§ **Job**
Your job is to restate each entry word for word.

§ **Records about charts and figures**
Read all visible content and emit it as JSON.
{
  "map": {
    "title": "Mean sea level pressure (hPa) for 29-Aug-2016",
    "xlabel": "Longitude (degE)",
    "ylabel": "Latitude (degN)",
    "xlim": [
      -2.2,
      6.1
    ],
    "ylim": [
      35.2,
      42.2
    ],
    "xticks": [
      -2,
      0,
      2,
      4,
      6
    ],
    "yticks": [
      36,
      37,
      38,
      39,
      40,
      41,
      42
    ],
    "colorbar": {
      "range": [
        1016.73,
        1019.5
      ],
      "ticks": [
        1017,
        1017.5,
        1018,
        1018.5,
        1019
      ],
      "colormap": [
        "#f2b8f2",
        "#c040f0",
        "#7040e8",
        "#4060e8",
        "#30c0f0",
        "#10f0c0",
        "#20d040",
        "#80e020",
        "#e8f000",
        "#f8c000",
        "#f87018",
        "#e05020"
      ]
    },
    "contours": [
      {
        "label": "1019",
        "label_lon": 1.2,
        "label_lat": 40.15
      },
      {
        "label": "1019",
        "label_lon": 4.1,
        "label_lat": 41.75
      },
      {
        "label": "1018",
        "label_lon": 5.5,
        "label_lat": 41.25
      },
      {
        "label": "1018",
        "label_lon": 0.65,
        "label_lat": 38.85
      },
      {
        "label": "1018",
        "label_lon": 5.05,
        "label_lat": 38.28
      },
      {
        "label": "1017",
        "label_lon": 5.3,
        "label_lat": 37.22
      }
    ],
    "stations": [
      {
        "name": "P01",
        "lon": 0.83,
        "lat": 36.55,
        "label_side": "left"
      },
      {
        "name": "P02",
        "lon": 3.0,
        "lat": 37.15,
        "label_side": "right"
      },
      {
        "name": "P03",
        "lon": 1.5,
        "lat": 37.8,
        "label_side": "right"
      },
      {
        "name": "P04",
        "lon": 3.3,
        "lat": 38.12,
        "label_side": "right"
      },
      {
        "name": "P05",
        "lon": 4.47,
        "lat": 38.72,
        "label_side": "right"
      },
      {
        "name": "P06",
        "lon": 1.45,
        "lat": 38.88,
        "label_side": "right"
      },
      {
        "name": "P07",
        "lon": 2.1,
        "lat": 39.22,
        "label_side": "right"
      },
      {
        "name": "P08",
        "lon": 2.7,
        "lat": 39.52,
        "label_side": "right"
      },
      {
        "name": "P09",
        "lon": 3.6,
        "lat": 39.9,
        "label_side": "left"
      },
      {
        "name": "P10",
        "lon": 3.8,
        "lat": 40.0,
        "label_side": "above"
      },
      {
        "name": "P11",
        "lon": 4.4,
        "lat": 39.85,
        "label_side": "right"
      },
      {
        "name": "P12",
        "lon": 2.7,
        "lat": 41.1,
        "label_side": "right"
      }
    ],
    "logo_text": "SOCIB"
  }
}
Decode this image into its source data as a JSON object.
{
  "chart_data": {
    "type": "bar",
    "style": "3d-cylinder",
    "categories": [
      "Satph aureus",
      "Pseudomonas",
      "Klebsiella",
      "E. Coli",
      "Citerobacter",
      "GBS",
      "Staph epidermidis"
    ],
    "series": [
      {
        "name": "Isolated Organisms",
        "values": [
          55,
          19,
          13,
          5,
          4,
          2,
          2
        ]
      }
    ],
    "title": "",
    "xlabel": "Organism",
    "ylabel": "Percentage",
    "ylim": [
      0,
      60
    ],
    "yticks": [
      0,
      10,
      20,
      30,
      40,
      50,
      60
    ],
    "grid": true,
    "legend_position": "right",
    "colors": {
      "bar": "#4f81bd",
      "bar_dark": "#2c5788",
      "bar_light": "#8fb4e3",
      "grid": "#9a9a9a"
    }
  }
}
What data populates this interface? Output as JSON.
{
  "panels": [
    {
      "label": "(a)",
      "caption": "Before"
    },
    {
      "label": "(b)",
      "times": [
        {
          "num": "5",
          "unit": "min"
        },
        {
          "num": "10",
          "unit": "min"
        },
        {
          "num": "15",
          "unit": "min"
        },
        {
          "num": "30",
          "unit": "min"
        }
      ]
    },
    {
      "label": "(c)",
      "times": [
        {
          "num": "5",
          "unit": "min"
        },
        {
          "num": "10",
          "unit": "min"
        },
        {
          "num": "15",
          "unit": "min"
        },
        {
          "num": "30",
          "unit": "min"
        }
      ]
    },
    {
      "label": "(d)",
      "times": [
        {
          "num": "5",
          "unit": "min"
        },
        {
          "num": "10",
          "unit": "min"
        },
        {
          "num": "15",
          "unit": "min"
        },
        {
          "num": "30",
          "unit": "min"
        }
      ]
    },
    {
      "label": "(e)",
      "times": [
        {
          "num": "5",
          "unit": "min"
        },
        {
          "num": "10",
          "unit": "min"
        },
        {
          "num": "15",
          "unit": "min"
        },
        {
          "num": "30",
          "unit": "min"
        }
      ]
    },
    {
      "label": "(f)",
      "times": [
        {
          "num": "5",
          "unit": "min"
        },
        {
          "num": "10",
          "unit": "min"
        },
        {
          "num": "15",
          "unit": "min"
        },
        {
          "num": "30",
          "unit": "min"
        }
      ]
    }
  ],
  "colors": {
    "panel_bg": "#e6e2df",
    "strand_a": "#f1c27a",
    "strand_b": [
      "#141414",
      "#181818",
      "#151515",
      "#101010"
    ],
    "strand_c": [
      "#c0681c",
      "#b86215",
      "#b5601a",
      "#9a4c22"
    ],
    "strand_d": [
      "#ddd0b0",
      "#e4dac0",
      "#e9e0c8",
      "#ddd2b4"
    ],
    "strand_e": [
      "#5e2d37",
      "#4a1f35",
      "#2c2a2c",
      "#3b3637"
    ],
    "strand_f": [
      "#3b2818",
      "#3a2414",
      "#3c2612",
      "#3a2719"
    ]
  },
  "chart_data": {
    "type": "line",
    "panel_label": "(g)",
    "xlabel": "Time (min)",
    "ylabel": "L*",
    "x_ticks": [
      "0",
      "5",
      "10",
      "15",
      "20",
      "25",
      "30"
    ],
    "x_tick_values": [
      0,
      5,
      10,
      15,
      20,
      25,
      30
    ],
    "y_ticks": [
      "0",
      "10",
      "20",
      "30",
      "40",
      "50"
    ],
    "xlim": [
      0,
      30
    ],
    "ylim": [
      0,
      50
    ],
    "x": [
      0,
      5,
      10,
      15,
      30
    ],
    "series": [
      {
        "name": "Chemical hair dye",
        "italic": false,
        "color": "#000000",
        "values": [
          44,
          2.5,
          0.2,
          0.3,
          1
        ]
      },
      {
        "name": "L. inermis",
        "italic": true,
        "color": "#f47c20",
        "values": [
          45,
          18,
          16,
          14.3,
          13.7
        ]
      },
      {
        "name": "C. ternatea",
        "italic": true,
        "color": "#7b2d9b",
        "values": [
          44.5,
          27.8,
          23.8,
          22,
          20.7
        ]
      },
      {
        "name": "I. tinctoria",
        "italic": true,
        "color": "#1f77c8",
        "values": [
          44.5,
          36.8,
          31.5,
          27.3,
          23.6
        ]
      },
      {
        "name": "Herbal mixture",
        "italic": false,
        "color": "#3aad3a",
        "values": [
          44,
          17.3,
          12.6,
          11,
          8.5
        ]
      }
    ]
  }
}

§ **Result of the exercise**
Read all visible content and emit it as JSON.
{
  "map": {
    "title": "Mean sea level pressure (hPa) for 29-Aug-2016",
    "xlabel": "Longitude (degE)",
    "ylabel": "Latitude (degN)",
    "xlim": [
      -2.2,
      6.1
    ],
    "ylim": [
      35.2,
      42.2
    ],
    "xticks": [
      -2,
      0,
      2,
      4,
      6
    ],
    "yticks": [
      36,
      37,
      38,
      39,
      40,
      41,
      42
    ],
    "colorbar": {
      "range": [
        1016.73,
        1019.5
      ],
      "ticks": [
        1017,
        1017.5,
        1018,
        1018.5,
        1019
      ],
      "colormap": [
        "#f2b8f2",
        "#c040f0",
        "#7040e8",
        "#4060e8",
        "#30c0f0",
        "#10f0c0",
        "#20d040",
        "#80e020",
        "#e8f000",
        "#f8c000",
        "#f87018",
        "#e05020"
      ]
    },
    "contours": [
      {
        "label": "1019",
        "label_lon": 1.2,
        "label_lat": 40.15
      },
      {
        "label": "1019",
        "label_lon": 4.1,
        "label_lat": 41.75
      },
      {
        "label": "1018",
        "label_lon": 5.5,
        "label_lat": 41.25
      },
      {
        "label": "1018",
        "label_lon": 0.65,
        "label_lat": 38.85
      },
      {
        "label": "1018",
        "label_lon": 5.05,
        "label_lat": 38.28
      },
      {
        "label": "1017",
        "label_lon": 5.3,
        "label_lat": 37.22
      }
    ],
    "stations": [
      {
        "name": "P01",
        "lon": 0.83,
        "lat": 36.55,
        "label_side": "left"
      },
      {
        "name": "P02",
        "lon": 3.0,
        "lat": 37.15,
        "label_side": "right"
      },
      {
        "name": "P03",
        "lon": 1.5,
        "lat": 37.8,
        "label_side": "right"
      },
      {
        "name": "P04",
        "lon": 3.3,
        "lat": 38.12,
        "label_side": "right"
      },
      {
        "name": "P05",
        "lon": 4.47,
        "lat": 38.72,
        "label_side": "right"
      },
      {
        "name": "P06",
        "lon": 1.45,
        "lat": 38.88,
        "label_side": "right"
      },
      {
        "name": "P07",
        "lon": 2.1,
        "lat": 39.22,
        "label_side": "right"
      },
      {
        "name": "P08",
        "lon": 2.7,
        "lat": 39.52,
        "label_side": "right"
      },
      {
        "name": "P09",
        "lon": 3.6,
        "lat": 39.9,
        "label_side": "left"
      },
      {
        "name": "P10",
        "lon": 3.8,
        "lat": 40.0,
        "label_side": "above"
      },
      {
        "name": "P11",
        "lon": 4.4,
        "lat": 39.85,
        "label_side": "right"
      },
      {
        "name": "P12",
        "lon": 2.7,
        "lat": 41.1,
        "label_side": "right"
      }
    ],
    "logo_text": "SOCIB"
  }
}
Decode this image into its source data as a JSON object.
{
  "chart_data": {
    "type": "bar",
    "style": "3d-cylinder",
    "categories": [
      "Satph aureus",
      "Pseudomonas",
      "Klebsiella",
      "E. Coli",
      "Citerobacter",
      "GBS",
      "Staph epidermidis"
    ],
    "series": [
      {
        "name": "Isolated Organisms",
        "values": [
          55,
          19,
          13,
          5,
          4,
          2,
          2
        ]
      }
    ],
    "title": "",
    "xlabel": "Organism",
    "ylabel": "Percentage",
    "ylim": [
      0,
      60
    ],
    "yticks": [
      0,
      10,
      20,
      30,
      40,
      50,
      60
    ],
    "grid": true,
    "legend_position": "right",
    "colors": {
      "bar": "#4f81bd",
      "bar_dark": "#2c5788",
      "bar_light": "#8fb4e3",
      "grid": "#9a9a9a"
    }
  }
}
What data populates this interface? Output as JSON.
{
  "panels": [
    {
      "label": "(a)",
      "caption": "Before"
    },
    {
      "label": "(b)",
      "times": [
        {
          "num": "5",
          "unit": "min"
        },
        {
          "num": "10",
          "unit": "min"
        },
        {
          "num": "15",
          "unit": "min"
        },
        {
          "num": "30",
          "unit": "min"
        }
      ]
    },
    {
      "label": "(c)",
      "times": [
        {
          "num": "5",
          "unit": "min"
        },
        {
          "num": "10",
          "unit": "min"
        },
        {
          "num": "15",
          "unit": "min"
        },
        {
          "num": "30",
          "unit": "min"
        }
      ]
    },
    {
      "label": "(d)",
      "times": [
        {
          "num": "5",
          "unit": "min"
        },
        {
          "num": "10",
          "unit": "min"
        },
        {
          "num": "15",
          "unit": "min"
        },
        {
          "num": "30",
          "unit": "min"
        }
      ]
    },
    {
      "label": "(e)",
      "times": [
        {
          "num": "5",
          "unit": "min"
        },
        {
          "num": "10",
          "unit": "min"
        },
        {
          "num": "15",
          "unit": "min"
        },
        {
          "num": "30",
          "unit": "min"
        }
      ]
    },
    {
      "label": "(f)",
      "times": [
        {
          "num": "5",
          "unit": "min"
        },
        {
          "num": "10",
          "unit": "min"
        },
        {
          "num": "15",
          "unit": "min"
        },
        {
          "num": "30",
          "unit": "min"
        }
      ]
    }
  ],
  "colors": {
    "panel_bg": "#e6e2df",
    "strand_a": "#f1c27a",
    "strand_b": [
      "#141414",
      "#181818",
      "#151515",
      "#101010"
    ],
    "strand_c": [
      "#c0681c",
      "#b86215",
      "#b5601a",
      "#9a4c22"
    ],
    "strand_d": [
      "#ddd0b0",
      "#e4dac0",
      "#e9e0c8",
      "#ddd2b4"
    ],
    "strand_e": [
      "#5e2d37",
      "#4a1f35",
      "#2c2a2c",
      "#3b3637"
    ],
    "strand_f": [
      "#3b2818",
      "#3a2414",
      "#3c2612",
      "#3a2719"
    ]
  },
  "chart_data": {
    "type": "line",
    "panel_label": "(g)",
    "xlabel": "Time (min)",
    "ylabel": "L*",
    "x_ticks": [
      "0",
      "5",
      "10",
      "15",
      "20",
      "25",
      "30"
    ],
    "x_tick_values": [
      0,
      5,
      10,
      15,
      20,
      25,
      30
    ],
    "y_ticks": [
      "0",
      "10",
      "20",
      "30",
      "40",
      "50"
    ],
    "xlim": [
      0,
      30
    ],
    "ylim": [
      0,
      50
    ],
    "x": [
      0,
      5,
      10,
      15,
      30
    ],
    "series": [
      {
        "name": "Chemical hair dye",
        "italic": false,
        "color": "#000000",
        "values": [
          44,
          2.5,
          0.2,
          0.3,
          1
        ]
      },
      {
        "name": "L. inermis",
        "italic": true,
        "color": "#f47c20",
        "values": [
          45,
          18,
          16,
          14.3,
          13.7
        ]
      },
      {
        "name": "C. ternatea",
        "italic": true,
        "color": "#7b2d9b",
        "values": [
          44.5,
          27.8,
          23.8,
          22,
          20.7
        ]
      },
      {
        "name": "I. tinctoria",
        "italic": true,
        "color": "#1f77c8",
        "values": [
          44.5,
          36.8,
          31.5,
          27.3,
          23.6
        ]
      },
      {
        "name": "Herbal mixture",
        "italic": false,
        "color": "#3aad3a",
        "values": [
          44,
          17.3,
          12.6,
          11,
          8.5
        ]
      }
    ]
  }
}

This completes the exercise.